Extract every line that includes the string "detached".

====== ITEMS ======

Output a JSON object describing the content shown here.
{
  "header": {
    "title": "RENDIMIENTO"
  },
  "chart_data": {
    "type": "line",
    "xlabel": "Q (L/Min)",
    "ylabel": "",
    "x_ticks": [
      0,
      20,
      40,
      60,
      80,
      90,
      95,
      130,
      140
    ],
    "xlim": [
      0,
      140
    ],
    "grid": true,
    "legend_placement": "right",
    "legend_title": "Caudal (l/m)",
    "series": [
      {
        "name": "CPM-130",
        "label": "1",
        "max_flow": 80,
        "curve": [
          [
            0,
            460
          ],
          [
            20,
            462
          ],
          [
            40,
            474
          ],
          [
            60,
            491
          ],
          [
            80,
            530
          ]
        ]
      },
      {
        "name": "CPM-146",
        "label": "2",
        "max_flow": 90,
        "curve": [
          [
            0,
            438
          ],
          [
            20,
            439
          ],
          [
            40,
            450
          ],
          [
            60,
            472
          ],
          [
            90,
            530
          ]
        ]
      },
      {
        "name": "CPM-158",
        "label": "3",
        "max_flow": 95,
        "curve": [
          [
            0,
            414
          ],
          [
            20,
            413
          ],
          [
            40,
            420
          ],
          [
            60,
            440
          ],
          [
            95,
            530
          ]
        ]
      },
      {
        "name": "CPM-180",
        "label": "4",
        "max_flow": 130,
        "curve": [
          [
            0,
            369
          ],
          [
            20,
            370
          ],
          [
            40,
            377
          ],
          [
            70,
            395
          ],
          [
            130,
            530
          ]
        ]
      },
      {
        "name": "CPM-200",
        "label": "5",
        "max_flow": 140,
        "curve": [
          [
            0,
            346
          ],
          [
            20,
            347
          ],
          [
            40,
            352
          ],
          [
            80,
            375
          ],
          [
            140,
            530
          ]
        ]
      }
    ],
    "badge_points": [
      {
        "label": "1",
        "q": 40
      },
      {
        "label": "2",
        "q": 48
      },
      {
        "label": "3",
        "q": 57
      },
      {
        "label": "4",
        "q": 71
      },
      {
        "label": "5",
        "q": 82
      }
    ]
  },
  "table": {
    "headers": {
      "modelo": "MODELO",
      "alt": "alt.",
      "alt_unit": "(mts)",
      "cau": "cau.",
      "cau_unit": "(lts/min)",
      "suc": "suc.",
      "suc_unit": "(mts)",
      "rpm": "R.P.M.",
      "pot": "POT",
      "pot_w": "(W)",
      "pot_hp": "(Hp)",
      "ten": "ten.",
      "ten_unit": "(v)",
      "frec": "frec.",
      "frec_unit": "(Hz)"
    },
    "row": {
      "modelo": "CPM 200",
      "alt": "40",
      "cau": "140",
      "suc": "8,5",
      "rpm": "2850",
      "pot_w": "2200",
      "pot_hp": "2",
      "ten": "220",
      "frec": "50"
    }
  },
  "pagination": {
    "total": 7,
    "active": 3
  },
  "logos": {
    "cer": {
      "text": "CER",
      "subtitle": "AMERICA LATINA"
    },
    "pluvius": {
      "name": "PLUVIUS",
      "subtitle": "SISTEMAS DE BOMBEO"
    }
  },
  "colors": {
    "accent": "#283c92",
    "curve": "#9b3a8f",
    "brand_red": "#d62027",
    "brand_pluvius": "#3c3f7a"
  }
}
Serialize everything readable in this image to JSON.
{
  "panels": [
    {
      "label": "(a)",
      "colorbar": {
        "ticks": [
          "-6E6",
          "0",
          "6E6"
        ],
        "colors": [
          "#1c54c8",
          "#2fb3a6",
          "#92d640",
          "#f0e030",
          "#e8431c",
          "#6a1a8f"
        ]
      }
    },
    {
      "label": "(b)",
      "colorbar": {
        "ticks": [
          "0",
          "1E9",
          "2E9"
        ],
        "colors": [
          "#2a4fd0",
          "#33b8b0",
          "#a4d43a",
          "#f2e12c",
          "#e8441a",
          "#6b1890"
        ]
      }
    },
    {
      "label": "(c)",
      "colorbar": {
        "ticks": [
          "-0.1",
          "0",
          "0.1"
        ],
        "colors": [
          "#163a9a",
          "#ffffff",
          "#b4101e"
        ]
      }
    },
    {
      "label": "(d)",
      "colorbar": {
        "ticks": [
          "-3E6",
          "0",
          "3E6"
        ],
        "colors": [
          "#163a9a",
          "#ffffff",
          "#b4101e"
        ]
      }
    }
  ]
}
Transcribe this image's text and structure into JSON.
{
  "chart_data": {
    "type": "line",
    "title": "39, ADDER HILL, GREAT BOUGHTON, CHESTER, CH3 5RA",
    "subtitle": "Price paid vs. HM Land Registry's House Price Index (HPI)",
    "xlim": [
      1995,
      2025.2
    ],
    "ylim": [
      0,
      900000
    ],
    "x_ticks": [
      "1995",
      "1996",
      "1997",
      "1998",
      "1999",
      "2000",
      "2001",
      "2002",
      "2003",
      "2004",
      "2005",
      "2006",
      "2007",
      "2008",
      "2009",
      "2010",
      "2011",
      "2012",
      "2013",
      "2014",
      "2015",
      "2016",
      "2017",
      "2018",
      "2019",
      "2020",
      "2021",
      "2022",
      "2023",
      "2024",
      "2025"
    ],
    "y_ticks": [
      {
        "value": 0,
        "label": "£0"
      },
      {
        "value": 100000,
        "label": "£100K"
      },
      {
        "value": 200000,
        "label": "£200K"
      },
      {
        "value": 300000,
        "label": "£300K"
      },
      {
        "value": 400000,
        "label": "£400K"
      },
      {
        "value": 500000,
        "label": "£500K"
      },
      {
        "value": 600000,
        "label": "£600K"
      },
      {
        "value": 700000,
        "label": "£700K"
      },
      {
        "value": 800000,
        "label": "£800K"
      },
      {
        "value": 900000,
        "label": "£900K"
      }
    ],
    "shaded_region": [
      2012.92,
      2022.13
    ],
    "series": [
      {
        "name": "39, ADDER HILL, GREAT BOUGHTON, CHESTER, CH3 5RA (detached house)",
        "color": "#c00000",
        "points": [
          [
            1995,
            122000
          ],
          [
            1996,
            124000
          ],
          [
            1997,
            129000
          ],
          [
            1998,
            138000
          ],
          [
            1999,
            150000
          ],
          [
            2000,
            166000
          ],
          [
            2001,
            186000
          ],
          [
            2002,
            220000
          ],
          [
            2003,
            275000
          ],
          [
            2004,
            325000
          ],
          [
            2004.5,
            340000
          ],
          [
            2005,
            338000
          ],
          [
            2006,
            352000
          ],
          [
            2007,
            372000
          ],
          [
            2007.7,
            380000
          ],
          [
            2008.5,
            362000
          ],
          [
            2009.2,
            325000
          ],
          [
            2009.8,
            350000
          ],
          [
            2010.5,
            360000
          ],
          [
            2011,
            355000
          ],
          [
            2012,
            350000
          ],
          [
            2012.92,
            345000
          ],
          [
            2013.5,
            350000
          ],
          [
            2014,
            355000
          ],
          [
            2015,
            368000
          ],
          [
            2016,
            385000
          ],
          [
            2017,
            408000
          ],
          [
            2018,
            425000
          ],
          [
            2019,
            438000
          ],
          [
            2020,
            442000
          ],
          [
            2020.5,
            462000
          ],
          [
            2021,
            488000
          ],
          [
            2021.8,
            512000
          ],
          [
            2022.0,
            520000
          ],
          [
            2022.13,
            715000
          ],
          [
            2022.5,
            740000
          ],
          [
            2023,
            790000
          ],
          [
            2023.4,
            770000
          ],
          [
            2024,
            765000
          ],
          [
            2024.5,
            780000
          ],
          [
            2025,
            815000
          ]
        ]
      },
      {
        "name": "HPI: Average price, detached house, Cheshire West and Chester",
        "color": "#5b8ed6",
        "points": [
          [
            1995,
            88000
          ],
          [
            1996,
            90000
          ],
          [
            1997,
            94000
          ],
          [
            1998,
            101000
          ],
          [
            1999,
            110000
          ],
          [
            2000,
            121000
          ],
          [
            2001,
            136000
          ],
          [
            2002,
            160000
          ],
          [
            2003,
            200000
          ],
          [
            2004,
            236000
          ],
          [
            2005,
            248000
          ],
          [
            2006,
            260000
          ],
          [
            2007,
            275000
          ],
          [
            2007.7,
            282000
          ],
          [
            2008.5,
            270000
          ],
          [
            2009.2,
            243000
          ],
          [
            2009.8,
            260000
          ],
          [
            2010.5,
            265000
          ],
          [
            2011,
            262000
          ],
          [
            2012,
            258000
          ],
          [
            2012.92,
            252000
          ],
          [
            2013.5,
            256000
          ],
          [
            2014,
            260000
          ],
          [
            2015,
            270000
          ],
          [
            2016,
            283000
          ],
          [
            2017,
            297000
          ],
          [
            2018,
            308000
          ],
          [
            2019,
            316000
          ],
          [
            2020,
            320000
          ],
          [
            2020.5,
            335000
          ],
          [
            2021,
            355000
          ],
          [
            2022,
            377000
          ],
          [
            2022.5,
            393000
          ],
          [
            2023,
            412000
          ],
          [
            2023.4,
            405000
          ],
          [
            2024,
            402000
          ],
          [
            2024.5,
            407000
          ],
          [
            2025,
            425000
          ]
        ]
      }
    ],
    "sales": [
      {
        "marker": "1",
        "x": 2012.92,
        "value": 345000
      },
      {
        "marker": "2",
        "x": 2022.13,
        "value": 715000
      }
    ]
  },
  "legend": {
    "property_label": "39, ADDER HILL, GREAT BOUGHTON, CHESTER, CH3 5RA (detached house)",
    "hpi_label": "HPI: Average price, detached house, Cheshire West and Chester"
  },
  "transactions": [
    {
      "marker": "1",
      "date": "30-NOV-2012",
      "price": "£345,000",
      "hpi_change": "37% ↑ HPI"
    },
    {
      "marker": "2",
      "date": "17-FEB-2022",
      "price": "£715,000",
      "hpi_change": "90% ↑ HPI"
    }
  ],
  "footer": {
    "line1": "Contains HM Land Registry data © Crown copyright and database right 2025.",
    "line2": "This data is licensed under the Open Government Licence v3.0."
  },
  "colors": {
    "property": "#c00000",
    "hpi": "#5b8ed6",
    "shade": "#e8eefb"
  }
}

======

▶ _RESPONSE BELOW_:
        "name": "39, ADDER HILL, GREAT BOUGHTON, CHESTER, CH3 5RA (detached house)",
        "name": "HPI: Average price, detached house, Cheshire West and Chester",
    "property_label": "39, ADDER HILL, GREAT BOUGHTON, CHESTER, CH3 5RA (detached house)",
    "hpi_label": "HPI: Average price, detached house, Cheshire West and Chester"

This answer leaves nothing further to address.